# EXERCISE PROMPT
Every line of the data must be copied exactly.

# ITEMS
....

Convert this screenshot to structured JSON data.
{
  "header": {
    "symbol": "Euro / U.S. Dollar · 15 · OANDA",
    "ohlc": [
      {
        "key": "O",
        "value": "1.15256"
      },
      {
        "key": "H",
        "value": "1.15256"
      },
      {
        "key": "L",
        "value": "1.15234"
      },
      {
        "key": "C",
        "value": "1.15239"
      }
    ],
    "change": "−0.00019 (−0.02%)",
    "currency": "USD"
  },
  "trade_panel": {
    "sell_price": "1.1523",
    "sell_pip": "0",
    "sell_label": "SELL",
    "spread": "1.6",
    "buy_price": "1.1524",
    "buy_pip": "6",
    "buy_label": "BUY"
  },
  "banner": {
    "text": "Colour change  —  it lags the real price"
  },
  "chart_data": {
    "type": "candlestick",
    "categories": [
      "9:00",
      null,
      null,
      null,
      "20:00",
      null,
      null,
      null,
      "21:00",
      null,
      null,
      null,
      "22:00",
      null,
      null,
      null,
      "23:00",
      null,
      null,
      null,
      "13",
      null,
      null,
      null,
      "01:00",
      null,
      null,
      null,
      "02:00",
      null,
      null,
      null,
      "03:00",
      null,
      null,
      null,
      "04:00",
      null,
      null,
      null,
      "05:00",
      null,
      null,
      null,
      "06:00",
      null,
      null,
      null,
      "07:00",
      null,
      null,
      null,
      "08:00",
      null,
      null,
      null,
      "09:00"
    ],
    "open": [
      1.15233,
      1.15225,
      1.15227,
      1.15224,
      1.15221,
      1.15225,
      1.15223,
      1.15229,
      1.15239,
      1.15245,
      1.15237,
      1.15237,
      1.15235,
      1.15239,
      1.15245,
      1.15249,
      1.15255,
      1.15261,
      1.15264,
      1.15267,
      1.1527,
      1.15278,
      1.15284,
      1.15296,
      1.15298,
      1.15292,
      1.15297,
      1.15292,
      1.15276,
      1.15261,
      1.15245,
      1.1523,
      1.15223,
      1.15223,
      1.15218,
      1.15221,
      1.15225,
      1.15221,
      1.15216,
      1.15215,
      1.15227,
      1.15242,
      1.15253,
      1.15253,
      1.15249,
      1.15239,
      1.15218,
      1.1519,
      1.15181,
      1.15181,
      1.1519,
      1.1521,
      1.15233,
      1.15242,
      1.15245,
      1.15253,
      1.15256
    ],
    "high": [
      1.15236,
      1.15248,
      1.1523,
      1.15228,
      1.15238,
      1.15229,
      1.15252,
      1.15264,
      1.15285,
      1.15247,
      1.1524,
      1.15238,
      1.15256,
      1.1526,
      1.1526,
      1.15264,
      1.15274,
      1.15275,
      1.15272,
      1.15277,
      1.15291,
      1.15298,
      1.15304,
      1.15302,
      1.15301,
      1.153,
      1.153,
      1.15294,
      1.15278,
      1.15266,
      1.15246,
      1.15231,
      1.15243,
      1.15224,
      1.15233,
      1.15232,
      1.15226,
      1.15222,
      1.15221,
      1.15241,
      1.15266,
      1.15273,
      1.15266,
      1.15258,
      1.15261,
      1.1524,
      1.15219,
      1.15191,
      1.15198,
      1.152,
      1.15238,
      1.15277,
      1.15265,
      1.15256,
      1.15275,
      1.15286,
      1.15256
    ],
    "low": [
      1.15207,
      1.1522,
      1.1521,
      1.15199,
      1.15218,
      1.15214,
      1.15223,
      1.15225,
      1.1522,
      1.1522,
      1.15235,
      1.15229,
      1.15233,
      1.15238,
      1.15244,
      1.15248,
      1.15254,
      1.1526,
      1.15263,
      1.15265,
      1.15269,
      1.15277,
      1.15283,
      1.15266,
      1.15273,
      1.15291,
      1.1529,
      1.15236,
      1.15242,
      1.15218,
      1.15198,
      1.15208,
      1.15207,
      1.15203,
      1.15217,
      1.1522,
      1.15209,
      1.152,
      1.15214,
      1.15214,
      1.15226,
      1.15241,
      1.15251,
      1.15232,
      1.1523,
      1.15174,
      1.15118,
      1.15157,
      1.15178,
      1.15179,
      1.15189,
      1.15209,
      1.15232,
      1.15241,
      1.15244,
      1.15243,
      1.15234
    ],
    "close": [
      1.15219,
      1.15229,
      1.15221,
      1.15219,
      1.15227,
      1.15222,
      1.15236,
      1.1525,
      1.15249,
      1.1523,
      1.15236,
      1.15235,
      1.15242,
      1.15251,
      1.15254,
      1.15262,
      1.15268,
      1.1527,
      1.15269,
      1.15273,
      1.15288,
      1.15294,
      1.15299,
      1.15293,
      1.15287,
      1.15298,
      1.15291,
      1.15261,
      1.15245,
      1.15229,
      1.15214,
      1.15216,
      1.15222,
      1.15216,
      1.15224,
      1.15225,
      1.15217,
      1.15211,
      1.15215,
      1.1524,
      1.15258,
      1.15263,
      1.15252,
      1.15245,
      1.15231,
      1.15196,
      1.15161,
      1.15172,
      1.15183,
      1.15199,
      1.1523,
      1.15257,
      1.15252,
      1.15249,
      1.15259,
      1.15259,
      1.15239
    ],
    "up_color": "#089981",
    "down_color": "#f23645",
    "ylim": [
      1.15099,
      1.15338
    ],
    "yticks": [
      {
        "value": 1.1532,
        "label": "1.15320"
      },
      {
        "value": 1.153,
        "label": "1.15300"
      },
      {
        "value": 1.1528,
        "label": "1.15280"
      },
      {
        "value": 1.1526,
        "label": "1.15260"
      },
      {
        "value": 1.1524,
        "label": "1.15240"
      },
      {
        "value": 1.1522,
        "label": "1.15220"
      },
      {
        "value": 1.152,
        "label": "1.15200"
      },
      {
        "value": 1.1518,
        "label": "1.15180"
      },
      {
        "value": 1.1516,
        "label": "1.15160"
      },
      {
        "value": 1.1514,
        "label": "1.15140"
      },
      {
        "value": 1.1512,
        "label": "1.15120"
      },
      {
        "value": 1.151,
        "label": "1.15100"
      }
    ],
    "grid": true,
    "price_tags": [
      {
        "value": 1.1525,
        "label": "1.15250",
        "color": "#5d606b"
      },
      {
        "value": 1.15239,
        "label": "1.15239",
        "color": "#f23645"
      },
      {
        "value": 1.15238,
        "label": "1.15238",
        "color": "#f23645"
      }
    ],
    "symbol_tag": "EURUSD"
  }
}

....

# SOLUTION TO THIS TASK
Convert this screenshot to structured JSON data.
{
  "header": {
    "symbol": "Euro / U.S. Dollar · 15 · OANDA",
    "ohlc": [
      {
        "key": "O",
        "value": "1.15256"
      },
      {
        "key": "H",
        "value": "1.15256"
      },
      {
        "key": "L",
        "value": "1.15234"
      },
      {
        "key": "C",
        "value": "1.15239"
      }
    ],
    "change": "−0.00019 (−0.02%)",
    "currency": "USD"
  },
  "trade_panel": {
    "sell_price": "1.1523",
    "sell_pip": "0",
    "sell_label": "SELL",
    "spread": "1.6",
    "buy_price": "1.1524",
    "buy_pip": "6",
    "buy_label": "BUY"
  },
  "banner": {
    "text": "Colour change  —  it lags the real price"
  },
  "chart_data": {
    "type": "candlestick",
    "categories": [
      "9:00",
      null,
      null,
      null,
      "20:00",
      null,
      null,
      null,
      "21:00",
      null,
      null,
      null,
      "22:00",
      null,
      null,
      null,
      "23:00",
      null,
      null,
      null,
      "13",
      null,
      null,
      null,
      "01:00",
      null,
      null,
      null,
      "02:00",
      null,
      null,
      null,
      "03:00",
      null,
      null,
      null,
      "04:00",
      null,
      null,
      null,
      "05:00",
      null,
      null,
      null,
      "06:00",
      null,
      null,
      null,
      "07:00",
      null,
      null,
      null,
      "08:00",
      null,
      null,
      null,
      "09:00"
    ],
    "open": [
      1.15233,
      1.15225,
      1.15227,
      1.15224,
      1.15221,
      1.15225,
      1.15223,
      1.15229,
      1.15239,
      1.15245,
      1.15237,
      1.15237,
      1.15235,
      1.15239,
      1.15245,
      1.15249,
      1.15255,
      1.15261,
      1.15264,
      1.15267,
      1.1527,
      1.15278,
      1.15284,
      1.15296,
      1.15298,
      1.15292,
      1.15297,
      1.15292,
      1.15276,
      1.15261,
      1.15245,
      1.1523,
      1.15223,
      1.15223,
      1.15218,
      1.15221,
      1.15225,
      1.15221,
      1.15216,
      1.15215,
      1.15227,
      1.15242,
      1.15253,
      1.15253,
      1.15249,
      1.15239,
      1.15218,
      1.1519,
      1.15181,
      1.15181,
      1.1519,
      1.1521,
      1.15233,
      1.15242,
      1.15245,
      1.15253,
      1.15256
    ],
    "high": [
      1.15236,
      1.15248,
      1.1523,
      1.15228,
      1.15238,
      1.15229,
      1.15252,
      1.15264,
      1.15285,
      1.15247,
      1.1524,
      1.15238,
      1.15256,
      1.1526,
      1.1526,
      1.15264,
      1.15274,
      1.15275,
      1.15272,
      1.15277,
      1.15291,
      1.15298,
      1.15304,
      1.15302,
      1.15301,
      1.153,
      1.153,
      1.15294,
      1.15278,
      1.15266,
      1.15246,
      1.15231,
      1.15243,
      1.15224,
      1.15233,
      1.15232,
      1.15226,
      1.15222,
      1.15221,
      1.15241,
      1.15266,
      1.15273,
      1.15266,
      1.15258,
      1.15261,
      1.1524,
      1.15219,
      1.15191,
      1.15198,
      1.152,
      1.15238,
      1.15277,
      1.15265,
      1.15256,
      1.15275,
      1.15286,
      1.15256
    ],
    "low": [
      1.15207,
      1.1522,
      1.1521,
      1.15199,
      1.15218,
      1.15214,
      1.15223,
      1.15225,
      1.1522,
      1.1522,
      1.15235,
      1.15229,
      1.15233,
      1.15238,
      1.15244,
      1.15248,
      1.15254,
      1.1526,
      1.15263,
      1.15265,
      1.15269,
      1.15277,
      1.15283,
      1.15266,
      1.15273,
      1.15291,
      1.1529,
      1.15236,
      1.15242,
      1.15218,
      1.15198,
      1.15208,
      1.15207,
      1.15203,
      1.15217,
      1.1522,
      1.15209,
      1.152,
      1.15214,
      1.15214,
      1.15226,
      1.15241,
      1.15251,
      1.15232,
      1.1523,
      1.15174,
      1.15118,
      1.15157,
      1.15178,
      1.15179,
      1.15189,
      1.15209,
      1.15232,
      1.15241,
      1.15244,
      1.15243,
      1.15234
    ],
    "close": [
      1.15219,
      1.15229,
      1.15221,
      1.15219,
      1.15227,
      1.15222,
      1.15236,
      1.1525,
      1.15249,
      1.1523,
      1.15236,
      1.15235,
      1.15242,
      1.15251,
      1.15254,
      1.15262,
      1.15268,
      1.1527,
      1.15269,
      1.15273,
      1.15288,
      1.15294,
      1.15299,
      1.15293,
      1.15287,
      1.15298,
      1.15291,
      1.15261,
      1.15245,
      1.15229,
      1.15214,
      1.15216,
      1.15222,
      1.15216,
      1.15224,
      1.15225,
      1.15217,
      1.15211,
      1.15215,
      1.1524,
      1.15258,
      1.15263,
      1.15252,
      1.15245,
      1.15231,
      1.15196,
      1.15161,
      1.15172,
      1.15183,
      1.15199,
      1.1523,
      1.15257,
      1.15252,
      1.15249,
      1.15259,
      1.15259,
      1.15239
    ],
    "up_color": "#089981",
    "down_color": "#f23645",
    "ylim": [
      1.15099,
      1.15338
    ],
    "yticks": [
      {
        "value": 1.1532,
        "label": "1.15320"
      },
      {
        "value": 1.153,
        "label": "1.15300"
      },
      {
        "value": 1.1528,
        "label": "1.15280"
      },
      {
        "value": 1.1526,
        "label": "1.15260"
      },
      {
        "value": 1.1524,
        "label": "1.15240"
      },
      {
        "value": 1.1522,
        "label": "1.15220"
      },
      {
        "value": 1.152,
        "label": "1.15200"
      },
      {
        "value": 1.1518,
        "label": "1.15180"
      },
      {
        "value": 1.1516,
        "label": "1.15160"
      },
      {
        "value": 1.1514,
        "label": "1.15140"
      },
      {
        "value": 1.1512,
        "label": "1.15120"
      },
      {
        "value": 1.151,
        "label": "1.15100"
      }
    ],
    "grid": true,
    "price_tags": [
      {
        "value": 1.1525,
        "label": "1.15250",
        "color": "#5d606b"
      },
      {
        "value": 1.15239,
        "label": "1.15239",
        "color": "#f23645"
      },
      {
        "value": 1.15238,
        "label": "1.15238",
        "color": "#f23645"
      }
    ],
    "symbol_tag": "EURUSD"
  }
}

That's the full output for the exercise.